Your task is to quote the material that follows, in full and exactly.

▶ [Exercise inputs]:

···

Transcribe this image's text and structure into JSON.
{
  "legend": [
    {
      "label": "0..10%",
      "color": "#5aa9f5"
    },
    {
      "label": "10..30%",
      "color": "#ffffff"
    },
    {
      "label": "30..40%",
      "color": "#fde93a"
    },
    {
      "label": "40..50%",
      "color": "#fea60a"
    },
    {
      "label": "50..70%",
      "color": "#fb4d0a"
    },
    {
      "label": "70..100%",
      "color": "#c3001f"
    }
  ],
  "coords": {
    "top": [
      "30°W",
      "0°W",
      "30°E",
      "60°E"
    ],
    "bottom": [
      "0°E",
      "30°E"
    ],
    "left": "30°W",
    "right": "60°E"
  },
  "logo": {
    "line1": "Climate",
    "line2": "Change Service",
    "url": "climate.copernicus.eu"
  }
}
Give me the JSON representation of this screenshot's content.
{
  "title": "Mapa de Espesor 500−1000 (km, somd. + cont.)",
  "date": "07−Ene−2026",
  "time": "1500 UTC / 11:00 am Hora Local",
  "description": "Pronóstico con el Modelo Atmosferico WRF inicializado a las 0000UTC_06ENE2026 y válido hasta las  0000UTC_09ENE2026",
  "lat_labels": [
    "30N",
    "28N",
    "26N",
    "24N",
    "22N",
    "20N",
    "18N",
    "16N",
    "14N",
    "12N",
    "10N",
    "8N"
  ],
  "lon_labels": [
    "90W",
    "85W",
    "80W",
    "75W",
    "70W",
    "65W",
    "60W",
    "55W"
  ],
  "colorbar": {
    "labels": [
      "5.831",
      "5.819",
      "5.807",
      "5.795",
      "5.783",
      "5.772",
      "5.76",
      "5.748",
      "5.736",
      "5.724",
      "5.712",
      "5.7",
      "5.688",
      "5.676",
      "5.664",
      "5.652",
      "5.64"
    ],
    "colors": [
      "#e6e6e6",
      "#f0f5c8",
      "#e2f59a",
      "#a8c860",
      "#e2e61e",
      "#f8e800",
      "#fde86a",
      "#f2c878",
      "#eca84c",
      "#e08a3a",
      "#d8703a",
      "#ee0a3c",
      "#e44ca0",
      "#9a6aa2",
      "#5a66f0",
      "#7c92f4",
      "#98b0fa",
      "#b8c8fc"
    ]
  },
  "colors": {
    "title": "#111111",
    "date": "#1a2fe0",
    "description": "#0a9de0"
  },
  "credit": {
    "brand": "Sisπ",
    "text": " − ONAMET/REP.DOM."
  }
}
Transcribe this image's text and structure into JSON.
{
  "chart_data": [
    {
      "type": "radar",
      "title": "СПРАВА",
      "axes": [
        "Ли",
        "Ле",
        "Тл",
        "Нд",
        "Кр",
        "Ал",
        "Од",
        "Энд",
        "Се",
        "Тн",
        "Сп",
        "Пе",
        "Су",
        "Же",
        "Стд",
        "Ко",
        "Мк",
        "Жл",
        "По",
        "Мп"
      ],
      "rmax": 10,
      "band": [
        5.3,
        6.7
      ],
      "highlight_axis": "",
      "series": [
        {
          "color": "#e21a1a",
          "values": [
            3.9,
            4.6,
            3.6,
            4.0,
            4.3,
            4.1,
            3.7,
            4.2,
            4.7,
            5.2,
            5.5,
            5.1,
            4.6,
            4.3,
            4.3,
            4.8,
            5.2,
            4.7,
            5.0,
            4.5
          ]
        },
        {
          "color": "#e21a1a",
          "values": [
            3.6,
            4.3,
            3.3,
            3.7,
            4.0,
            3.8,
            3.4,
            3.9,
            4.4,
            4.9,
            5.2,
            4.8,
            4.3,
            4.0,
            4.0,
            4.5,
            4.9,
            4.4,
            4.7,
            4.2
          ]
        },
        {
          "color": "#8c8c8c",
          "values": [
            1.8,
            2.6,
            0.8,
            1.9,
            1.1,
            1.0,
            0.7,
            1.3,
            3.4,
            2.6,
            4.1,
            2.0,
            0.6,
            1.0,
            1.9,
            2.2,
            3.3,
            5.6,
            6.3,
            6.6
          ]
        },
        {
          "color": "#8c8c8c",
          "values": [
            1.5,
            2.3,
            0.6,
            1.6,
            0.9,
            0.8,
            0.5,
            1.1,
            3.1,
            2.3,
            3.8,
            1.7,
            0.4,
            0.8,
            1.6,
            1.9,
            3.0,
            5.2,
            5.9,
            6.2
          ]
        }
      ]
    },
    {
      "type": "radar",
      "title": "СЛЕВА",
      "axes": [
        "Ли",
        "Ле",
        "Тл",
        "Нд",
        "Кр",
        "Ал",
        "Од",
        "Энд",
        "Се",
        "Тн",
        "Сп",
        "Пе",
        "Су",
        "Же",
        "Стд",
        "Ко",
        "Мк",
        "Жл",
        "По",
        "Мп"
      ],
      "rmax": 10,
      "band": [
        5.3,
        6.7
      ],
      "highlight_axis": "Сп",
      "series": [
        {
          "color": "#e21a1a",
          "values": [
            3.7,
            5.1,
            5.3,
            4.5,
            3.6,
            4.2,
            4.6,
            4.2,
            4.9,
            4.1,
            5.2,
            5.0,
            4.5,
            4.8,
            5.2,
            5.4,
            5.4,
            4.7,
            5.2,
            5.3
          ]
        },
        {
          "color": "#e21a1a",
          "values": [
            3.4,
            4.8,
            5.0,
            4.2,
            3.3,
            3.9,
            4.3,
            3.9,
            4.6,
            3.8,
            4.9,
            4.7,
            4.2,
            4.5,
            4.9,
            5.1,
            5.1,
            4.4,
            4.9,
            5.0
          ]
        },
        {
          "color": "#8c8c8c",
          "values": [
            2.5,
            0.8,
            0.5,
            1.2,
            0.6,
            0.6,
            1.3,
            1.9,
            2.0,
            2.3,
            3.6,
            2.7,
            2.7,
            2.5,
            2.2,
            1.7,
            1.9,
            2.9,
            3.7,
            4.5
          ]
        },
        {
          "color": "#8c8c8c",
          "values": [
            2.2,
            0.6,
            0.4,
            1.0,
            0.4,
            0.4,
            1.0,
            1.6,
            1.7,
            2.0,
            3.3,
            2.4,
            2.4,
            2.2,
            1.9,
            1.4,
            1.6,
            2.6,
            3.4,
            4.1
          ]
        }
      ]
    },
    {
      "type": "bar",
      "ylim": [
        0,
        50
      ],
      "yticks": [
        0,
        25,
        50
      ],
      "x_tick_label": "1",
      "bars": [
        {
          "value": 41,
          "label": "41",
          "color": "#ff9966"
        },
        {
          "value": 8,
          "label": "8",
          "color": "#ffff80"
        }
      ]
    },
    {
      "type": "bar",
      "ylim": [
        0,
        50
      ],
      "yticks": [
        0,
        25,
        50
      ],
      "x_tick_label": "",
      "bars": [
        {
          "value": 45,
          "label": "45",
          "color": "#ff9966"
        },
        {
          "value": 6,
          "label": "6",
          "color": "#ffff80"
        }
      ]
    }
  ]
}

···

▶ [Correct answer]:
Transcribe this image's text and structure into JSON.
{
  "legend": [
    {
      "label": "0..10%",
      "color": "#5aa9f5"
    },
    {
      "label": "10..30%",
      "color": "#ffffff"
    },
    {
      "label": "30..40%",
      "color": "#fde93a"
    },
    {
      "label": "40..50%",
      "color": "#fea60a"
    },
    {
      "label": "50..70%",
      "color": "#fb4d0a"
    },
    {
      "label": "70..100%",
      "color": "#c3001f"
    }
  ],
  "coords": {
    "top": [
      "30°W",
      "0°W",
      "30°E",
      "60°E"
    ],
    "bottom": [
      "0°E",
      "30°E"
    ],
    "left": "30°W",
    "right": "60°E"
  },
  "logo": {
    "line1": "Climate",
    "line2": "Change Service",
    "url": "climate.copernicus.eu"
  }
}
Give me the JSON representation of this screenshot's content.
{
  "title": "Mapa de Espesor 500−1000 (km, somd. + cont.)",
  "date": "07−Ene−2026",
  "time": "1500 UTC / 11:00 am Hora Local",
  "description": "Pronóstico con el Modelo Atmosferico WRF inicializado a las 0000UTC_06ENE2026 y válido hasta las  0000UTC_09ENE2026",
  "lat_labels": [
    "30N",
    "28N",
    "26N",
    "24N",
    "22N",
    "20N",
    "18N",
    "16N",
    "14N",
    "12N",
    "10N",
    "8N"
  ],
  "lon_labels": [
    "90W",
    "85W",
    "80W",
    "75W",
    "70W",
    "65W",
    "60W",
    "55W"
  ],
  "colorbar": {
    "labels": [
      "5.831",
      "5.819",
      "5.807",
      "5.795",
      "5.783",
      "5.772",
      "5.76",
      "5.748",
      "5.736",
      "5.724",
      "5.712",
      "5.7",
      "5.688",
      "5.676",
      "5.664",
      "5.652",
      "5.64"
    ],
    "colors": [
      "#e6e6e6",
      "#f0f5c8",
      "#e2f59a",
      "#a8c860",
      "#e2e61e",
      "#f8e800",
      "#fde86a",
      "#f2c878",
      "#eca84c",
      "#e08a3a",
      "#d8703a",
      "#ee0a3c",
      "#e44ca0",
      "#9a6aa2",
      "#5a66f0",
      "#7c92f4",
      "#98b0fa",
      "#b8c8fc"
    ]
  },
  "colors": {
    "title": "#111111",
    "date": "#1a2fe0",
    "description": "#0a9de0"
  },
  "credit": {
    "brand": "Sisπ",
    "text": " − ONAMET/REP.DOM."
  }
}
Transcribe this image's text and structure into JSON.
{
  "chart_data": [
    {
      "type": "radar",
      "title": "СПРАВА",
      "axes": [
        "Ли",
        "Ле",
        "Тл",
        "Нд",
        "Кр",
        "Ал",
        "Од",
        "Энд",
        "Се",
        "Тн",
        "Сп",
        "Пе",
        "Су",
        "Же",
        "Стд",
        "Ко",
        "Мк",
        "Жл",
        "По",
        "Мп"
      ],
      "rmax": 10,
      "band": [
        5.3,
        6.7
      ],
      "highlight_axis": "",
      "series": [
        {
          "color": "#e21a1a",
          "values": [
            3.9,
            4.6,
            3.6,
            4.0,
            4.3,
            4.1,
            3.7,
            4.2,
            4.7,
            5.2,
            5.5,
            5.1,
            4.6,
            4.3,
            4.3,
            4.8,
            5.2,
            4.7,
            5.0,
            4.5
          ]
        },
        {
          "color": "#e21a1a",
          "values": [
            3.6,
            4.3,
            3.3,
            3.7,
            4.0,
            3.8,
            3.4,
            3.9,
            4.4,
            4.9,
            5.2,
            4.8,
            4.3,
            4.0,
            4.0,
            4.5,
            4.9,
            4.4,
            4.7,
            4.2
          ]
        },
        {
          "color": "#8c8c8c",
          "values": [
            1.8,
            2.6,
            0.8,
            1.9,
            1.1,
            1.0,
            0.7,
            1.3,
            3.4,
            2.6,
            4.1,
            2.0,
            0.6,
            1.0,
            1.9,
            2.2,
            3.3,
            5.6,
            6.3,
            6.6
          ]
        },
        {
          "color": "#8c8c8c",
          "values": [
            1.5,
            2.3,
            0.6,
            1.6,
            0.9,
            0.8,
            0.5,
            1.1,
            3.1,
            2.3,
            3.8,
            1.7,
            0.4,
            0.8,
            1.6,
            1.9,
            3.0,
            5.2,
            5.9,
            6.2
          ]
        }
      ]
    },
    {
      "type": "radar",
      "title": "СЛЕВА",
      "axes": [
        "Ли",
        "Ле",
        "Тл",
        "Нд",
        "Кр",
        "Ал",
        "Од",
        "Энд",
        "Се",
        "Тн",
        "Сп",
        "Пе",
        "Су",
        "Же",
        "Стд",
        "Ко",
        "Мк",
        "Жл",
        "По",
        "Мп"
      ],
      "rmax": 10,
      "band": [
        5.3,
        6.7
      ],
      "highlight_axis": "Сп",
      "series": [
        {
          "color": "#e21a1a",
          "values": [
            3.7,
            5.1,
            5.3,
            4.5,
            3.6,
            4.2,
            4.6,
            4.2,
            4.9,
            4.1,
            5.2,
            5.0,
            4.5,
            4.8,
            5.2,
            5.4,
            5.4,
            4.7,
            5.2,
            5.3
          ]
        },
        {
          "color": "#e21a1a",
          "values": [
            3.4,
            4.8,
            5.0,
            4.2,
            3.3,
            3.9,
            4.3,
            3.9,
            4.6,
            3.8,
            4.9,
            4.7,
            4.2,
            4.5,
            4.9,
            5.1,
            5.1,
            4.4,
            4.9,
            5.0
          ]
        },
        {
          "color": "#8c8c8c",
          "values": [
            2.5,
            0.8,
            0.5,
            1.2,
            0.6,
            0.6,
            1.3,
            1.9,
            2.0,
            2.3,
            3.6,
            2.7,
            2.7,
            2.5,
            2.2,
            1.7,
            1.9,
            2.9,
            3.7,
            4.5
          ]
        },
        {
          "color": "#8c8c8c",
          "values": [
            2.2,
            0.6,
            0.4,
            1.0,
            0.4,
            0.4,
            1.0,
            1.6,
            1.7,
            2.0,
            3.3,
            2.4,
            2.4,
            2.2,
            1.9,
            1.4,
            1.6,
            2.6,
            3.4,
            4.1
          ]
        }
      ]
    },
    {
      "type": "bar",
      "ylim": [
        0,
        50
      ],
      "yticks": [
        0,
        25,
        50
      ],
      "x_tick_label": "1",
      "bars": [
        {
          "value": 41,
          "label": "41",
          "color": "#ff9966"
        },
        {
          "value": 8,
          "label": "8",
          "color": "#ffff80"
        }
      ]
    },
    {
      "type": "bar",
      "ylim": [
        0,
        50
      ],
      "yticks": [
        0,
        25,
        50
      ],
      "x_tick_label": "",
      "bars": [
        {
          "value": 45,
          "label": "45",
          "color": "#ff9966"
        },
        {
          "value": 6,
          "label": "6",
          "color": "#ffff80"
        }
      ]
    }
  ]
}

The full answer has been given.